** What you should do **
The material below should be written out in full and exactly; pictures stay out of the copy.

** Stored rows **
----------------
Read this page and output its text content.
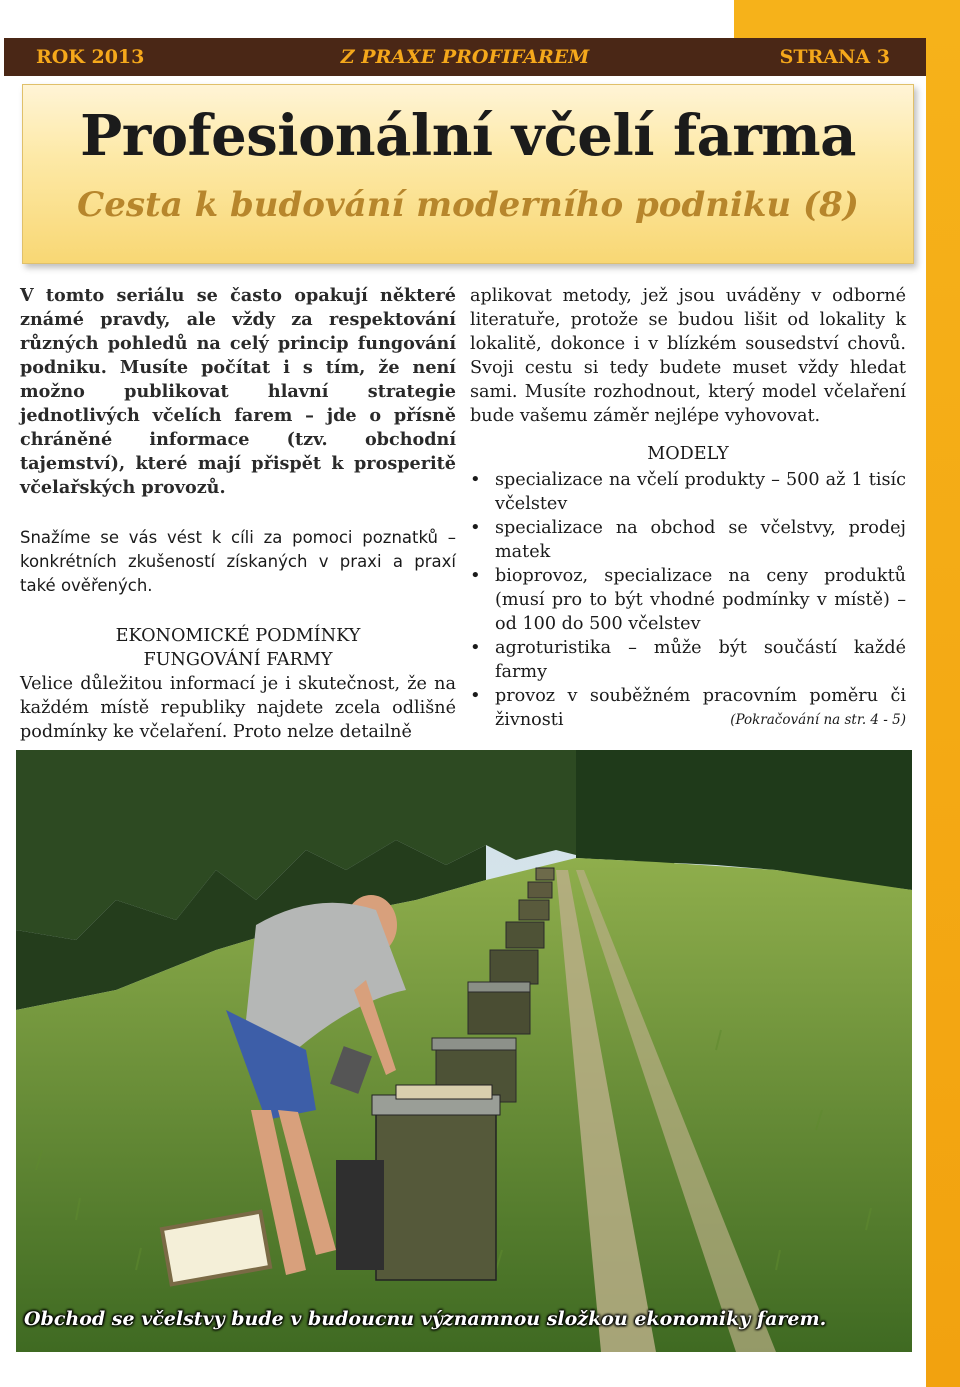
ROK 2013	Z PRAXE PROFIFAREM	STRANA 3
Profesionální včelí farma
Cesta k budování moderního podniku (8)

V tomto seriálu se často opakují některé známé pravdy, ale vždy za respektování různých pohledů na celý princip fungování podniku. Musíte počítat i s tím, že není možno publikovat hlavní strategie jednotlivých včelích farem – jde o přísně chráněné informace (tzv. obchodní tajemství), které mají přispět k prosperitě včelařských provozů.

Snažíme se vás vést k cíli za pomoci poznatků – konkrétních zkušeností získaných v praxi a praxí také ověřených.

EKONOMICKÉ PODMÍNKY
FUNGOVÁNÍ FARMY

Velice důležitou informací je i skutečnost, že na každém místě republiky najdete zcela odlišné podmínky ke včelaření. Proto nelze detailně

aplikovat metody, jež jsou uváděny v odborné literatuře, protože se budou lišit od lokality k lokalitě, dokonce i v blízkém sousedství chovů. Svoji cestu si tedy budete muset vždy hledat sami. Musíte rozhodnout, který model včelaření bude vašemu záměr nejlépe vyhovovat.

MODELY

• specializace na včelí produkty – 500 až 1 tisíc včelstev
• specializace na obchod se včelstvy, prodej matek
• bioprovoz, specializace na ceny produktů (musí pro to být vhodné podmínky v místě) – od 100 do 500 včelstev
• agroturistika – může být součástí každé farmy
• provoz v souběžném pracovním poměru či živnosti	(Pokračování na str. 4 - 5)
Obchod se včelstvy bude v budoucnu významnou složkou ekonomiky farem.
----------------
** Worked answer **
Read this page and output its text content.
ROK 2013	Z PRAXE PROFIFAREM	STRANA 3
Profesionální včelí farma
Cesta k budování moderního podniku (8)

V tomto seriálu se často opakují některé známé pravdy, ale vždy za respektování různých pohledů na celý princip fungování podniku. Musíte počítat i s tím, že není možno publikovat hlavní strategie jednotlivých včelích farem – jde o přísně chráněné informace (tzv. obchodní tajemství), které mají přispět k prosperitě včelařských provozů.

Snažíme se vás vést k cíli za pomoci poznatků – konkrétních zkušeností získaných v praxi a praxí také ověřených.

EKONOMICKÉ PODMÍNKY
FUNGOVÁNÍ FARMY

Velice důležitou informací je i skutečnost, že na každém místě republiky najdete zcela odlišné podmínky ke včelaření. Proto nelze detailně

aplikovat metody, jež jsou uváděny v odborné literatuře, protože se budou lišit od lokality k lokalitě, dokonce i v blízkém sousedství chovů. Svoji cestu si tedy budete muset vždy hledat sami. Musíte rozhodnout, který model včelaření bude vašemu záměr nejlépe vyhovovat.

MODELY

• specializace na včelí produkty – 500 až 1 tisíc včelstev
• specializace na obchod se včelstvy, prodej matek
• bioprovoz, specializace na ceny produktů (musí pro to být vhodné podmínky v místě) – od 100 do 500 včelstev
• agroturistika – může být součástí každé farmy
• provoz v souběžném pracovním poměru či živnosti	(Pokračování na str. 4 - 5)
Obchod se včelstvy bude v budoucnu významnou složkou ekonomiky farem.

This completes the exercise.